— What is asked —
Wherever a line in the data below holds "Definición", copy that line.
--- begin Raw records ---
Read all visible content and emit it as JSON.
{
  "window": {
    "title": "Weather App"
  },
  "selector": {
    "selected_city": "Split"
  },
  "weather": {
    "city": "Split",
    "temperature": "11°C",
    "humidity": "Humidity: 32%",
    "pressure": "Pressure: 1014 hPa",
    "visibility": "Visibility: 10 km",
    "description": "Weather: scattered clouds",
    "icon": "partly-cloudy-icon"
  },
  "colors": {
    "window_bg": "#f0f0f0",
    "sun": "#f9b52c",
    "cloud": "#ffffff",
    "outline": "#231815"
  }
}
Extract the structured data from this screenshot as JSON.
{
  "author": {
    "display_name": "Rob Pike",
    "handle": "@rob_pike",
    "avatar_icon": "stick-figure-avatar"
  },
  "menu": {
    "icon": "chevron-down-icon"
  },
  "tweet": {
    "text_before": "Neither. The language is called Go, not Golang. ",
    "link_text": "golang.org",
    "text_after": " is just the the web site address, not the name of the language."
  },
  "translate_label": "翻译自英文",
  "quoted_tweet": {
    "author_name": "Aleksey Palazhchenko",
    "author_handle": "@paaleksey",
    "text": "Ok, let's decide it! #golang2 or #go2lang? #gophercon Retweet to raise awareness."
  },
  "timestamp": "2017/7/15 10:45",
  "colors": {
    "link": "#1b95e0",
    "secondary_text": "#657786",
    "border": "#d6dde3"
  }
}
--- end Raw records ---
--- begin Raw records ---
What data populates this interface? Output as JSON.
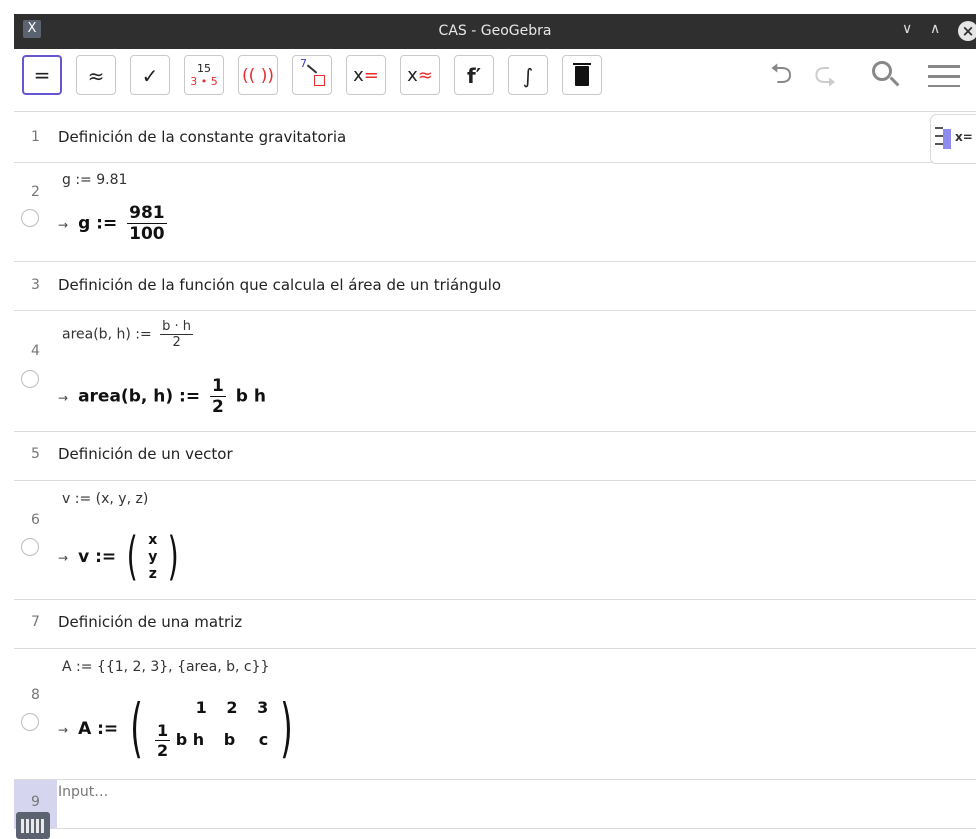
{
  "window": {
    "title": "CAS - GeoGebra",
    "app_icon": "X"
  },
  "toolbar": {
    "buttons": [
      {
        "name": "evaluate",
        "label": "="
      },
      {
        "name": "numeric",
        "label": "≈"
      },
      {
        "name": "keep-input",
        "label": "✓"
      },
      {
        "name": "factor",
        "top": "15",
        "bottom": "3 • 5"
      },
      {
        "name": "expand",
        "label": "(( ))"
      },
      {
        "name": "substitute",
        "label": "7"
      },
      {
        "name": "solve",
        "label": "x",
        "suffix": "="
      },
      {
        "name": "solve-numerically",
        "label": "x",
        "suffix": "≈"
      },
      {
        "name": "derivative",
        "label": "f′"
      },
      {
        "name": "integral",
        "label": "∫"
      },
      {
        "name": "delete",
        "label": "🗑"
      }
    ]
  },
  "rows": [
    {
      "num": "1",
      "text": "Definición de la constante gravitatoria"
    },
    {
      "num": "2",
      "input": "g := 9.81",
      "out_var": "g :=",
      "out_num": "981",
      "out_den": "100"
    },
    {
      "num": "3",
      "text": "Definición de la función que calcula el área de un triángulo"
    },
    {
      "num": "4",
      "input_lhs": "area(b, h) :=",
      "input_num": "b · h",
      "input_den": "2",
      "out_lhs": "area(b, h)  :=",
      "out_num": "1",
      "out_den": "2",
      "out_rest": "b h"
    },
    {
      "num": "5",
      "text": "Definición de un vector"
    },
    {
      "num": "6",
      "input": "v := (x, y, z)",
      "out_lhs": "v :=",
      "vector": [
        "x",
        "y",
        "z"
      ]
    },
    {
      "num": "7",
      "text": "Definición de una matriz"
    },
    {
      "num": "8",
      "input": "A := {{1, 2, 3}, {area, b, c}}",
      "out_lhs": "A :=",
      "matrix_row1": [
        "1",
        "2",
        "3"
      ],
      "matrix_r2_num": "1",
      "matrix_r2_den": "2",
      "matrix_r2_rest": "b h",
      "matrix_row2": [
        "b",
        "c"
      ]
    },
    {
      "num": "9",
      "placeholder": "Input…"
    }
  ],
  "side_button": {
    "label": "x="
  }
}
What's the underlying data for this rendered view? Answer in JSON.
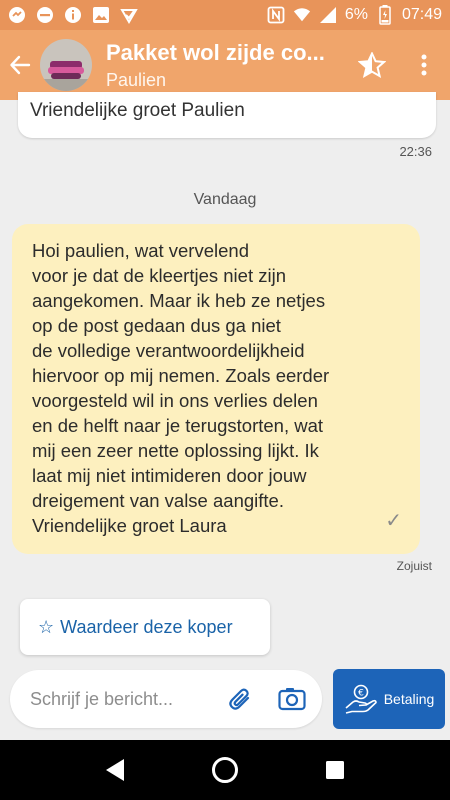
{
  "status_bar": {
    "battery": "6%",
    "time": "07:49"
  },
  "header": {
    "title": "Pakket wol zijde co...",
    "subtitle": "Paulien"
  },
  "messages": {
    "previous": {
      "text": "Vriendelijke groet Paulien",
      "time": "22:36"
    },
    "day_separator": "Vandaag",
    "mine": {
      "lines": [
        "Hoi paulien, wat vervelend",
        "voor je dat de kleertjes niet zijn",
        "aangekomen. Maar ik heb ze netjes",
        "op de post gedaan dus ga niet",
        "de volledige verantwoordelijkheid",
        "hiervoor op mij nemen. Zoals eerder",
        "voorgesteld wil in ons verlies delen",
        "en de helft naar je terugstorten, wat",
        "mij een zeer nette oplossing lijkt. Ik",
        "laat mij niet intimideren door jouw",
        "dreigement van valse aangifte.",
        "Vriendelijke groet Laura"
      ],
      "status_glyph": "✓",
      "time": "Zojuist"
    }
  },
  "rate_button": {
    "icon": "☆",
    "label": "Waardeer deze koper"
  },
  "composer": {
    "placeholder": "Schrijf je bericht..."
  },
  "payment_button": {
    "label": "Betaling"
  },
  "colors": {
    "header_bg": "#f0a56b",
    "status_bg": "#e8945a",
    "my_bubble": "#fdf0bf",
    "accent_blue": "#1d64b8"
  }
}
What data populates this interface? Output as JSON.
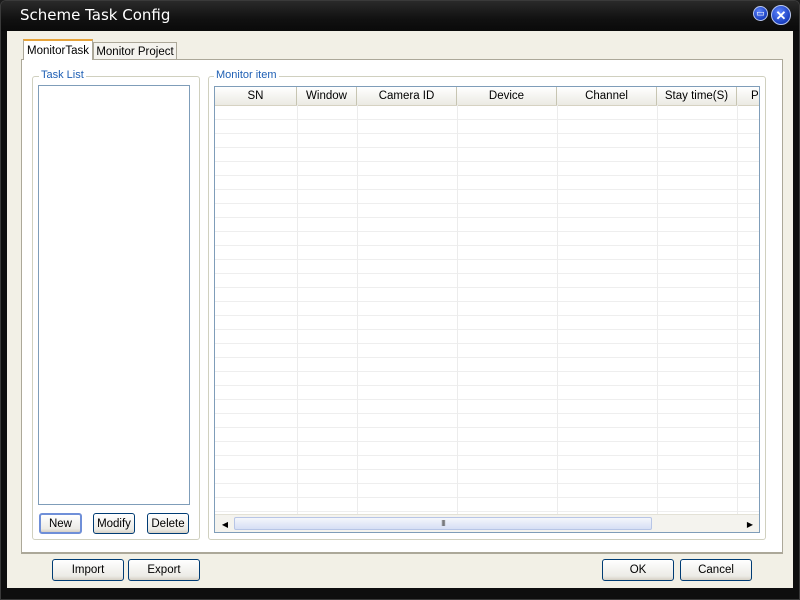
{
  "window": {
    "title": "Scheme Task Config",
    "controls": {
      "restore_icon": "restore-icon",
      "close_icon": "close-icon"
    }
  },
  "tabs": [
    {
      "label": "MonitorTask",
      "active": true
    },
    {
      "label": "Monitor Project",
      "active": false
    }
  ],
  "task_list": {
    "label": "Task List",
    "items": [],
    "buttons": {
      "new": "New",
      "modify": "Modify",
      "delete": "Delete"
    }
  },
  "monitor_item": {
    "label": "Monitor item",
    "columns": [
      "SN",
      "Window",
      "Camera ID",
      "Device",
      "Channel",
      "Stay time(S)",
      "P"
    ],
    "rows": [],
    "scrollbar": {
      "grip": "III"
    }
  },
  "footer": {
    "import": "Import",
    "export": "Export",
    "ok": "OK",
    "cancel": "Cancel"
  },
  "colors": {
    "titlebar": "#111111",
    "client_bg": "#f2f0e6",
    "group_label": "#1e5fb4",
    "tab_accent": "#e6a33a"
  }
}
--- end Raw records ---
— Result of the exercise —
      "text": "Definición de la constante gravitatoria"
      "text": "Definición de la función que calcula el área de un triángulo"
      "text": "Definición de un vector"
      "text": "Definición de una matriz"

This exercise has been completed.